Description of the task
Repeat the listing word for word. No pictures belong in the copy.

Items
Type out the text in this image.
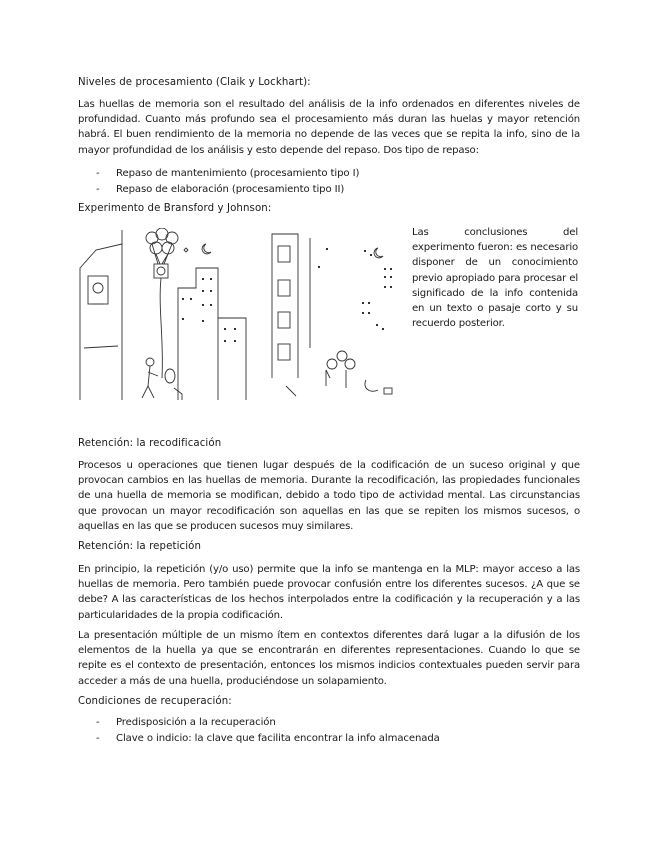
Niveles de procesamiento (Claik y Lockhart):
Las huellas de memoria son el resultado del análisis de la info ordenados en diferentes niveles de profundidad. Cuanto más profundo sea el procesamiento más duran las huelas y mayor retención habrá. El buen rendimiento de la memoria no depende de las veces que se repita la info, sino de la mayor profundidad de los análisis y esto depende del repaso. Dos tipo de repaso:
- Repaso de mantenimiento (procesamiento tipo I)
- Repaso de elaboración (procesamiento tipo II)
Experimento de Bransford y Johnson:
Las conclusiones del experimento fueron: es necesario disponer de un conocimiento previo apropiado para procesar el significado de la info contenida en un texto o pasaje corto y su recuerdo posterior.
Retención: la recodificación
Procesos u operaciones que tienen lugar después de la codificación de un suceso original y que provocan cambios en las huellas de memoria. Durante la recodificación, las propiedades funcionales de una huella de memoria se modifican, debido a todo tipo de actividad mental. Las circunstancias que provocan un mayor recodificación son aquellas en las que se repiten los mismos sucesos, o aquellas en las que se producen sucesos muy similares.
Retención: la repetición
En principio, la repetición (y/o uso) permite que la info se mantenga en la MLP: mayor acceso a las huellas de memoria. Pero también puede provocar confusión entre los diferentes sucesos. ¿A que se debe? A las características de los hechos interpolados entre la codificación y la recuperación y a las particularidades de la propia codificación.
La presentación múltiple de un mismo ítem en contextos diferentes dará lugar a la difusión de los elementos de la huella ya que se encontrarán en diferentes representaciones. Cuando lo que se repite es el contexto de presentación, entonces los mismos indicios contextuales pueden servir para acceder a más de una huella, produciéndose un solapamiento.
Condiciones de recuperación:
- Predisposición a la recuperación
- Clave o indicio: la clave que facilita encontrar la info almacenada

Written answer
Type out the text in this image.
Niveles de procesamiento (Claik y Lockhart):
Las huellas de memoria son el resultado del análisis de la info ordenados en diferentes niveles de profundidad. Cuanto más profundo sea el procesamiento más duran las huelas y mayor retención habrá. El buen rendimiento de la memoria no depende de las veces que se repita la info, sino de la mayor profundidad de los análisis y esto depende del repaso. Dos tipo de repaso:
- Repaso de mantenimiento (procesamiento tipo I)
- Repaso de elaboración (procesamiento tipo II)
Experimento de Bransford y Johnson:
Las conclusiones del experimento fueron: es necesario disponer de un conocimiento previo apropiado para procesar el significado de la info contenida en un texto o pasaje corto y su recuerdo posterior.
Retención: la recodificación
Procesos u operaciones que tienen lugar después de la codificación de un suceso original y que provocan cambios en las huellas de memoria. Durante la recodificación, las propiedades funcionales de una huella de memoria se modifican, debido a todo tipo de actividad mental. Las circunstancias que provocan un mayor recodificación son aquellas en las que se repiten los mismos sucesos, o aquellas en las que se producen sucesos muy similares.
Retención: la repetición
En principio, la repetición (y/o uso) permite que la info se mantenga en la MLP: mayor acceso a las huellas de memoria. Pero también puede provocar confusión entre los diferentes sucesos. ¿A que se debe? A las características de los hechos interpolados entre la codificación y la recuperación y a las particularidades de la propia codificación.
La presentación múltiple de un mismo ítem en contextos diferentes dará lugar a la difusión de los elementos de la huella ya que se encontrarán en diferentes representaciones. Cuando lo que se repite es el contexto de presentación, entonces los mismos indicios contextuales pueden servir para acceder a más de una huella, produciéndose un solapamiento.
Condiciones de recuperación:
- Predisposición a la recuperación
- Clave o indicio: la clave que facilita encontrar la info almacenada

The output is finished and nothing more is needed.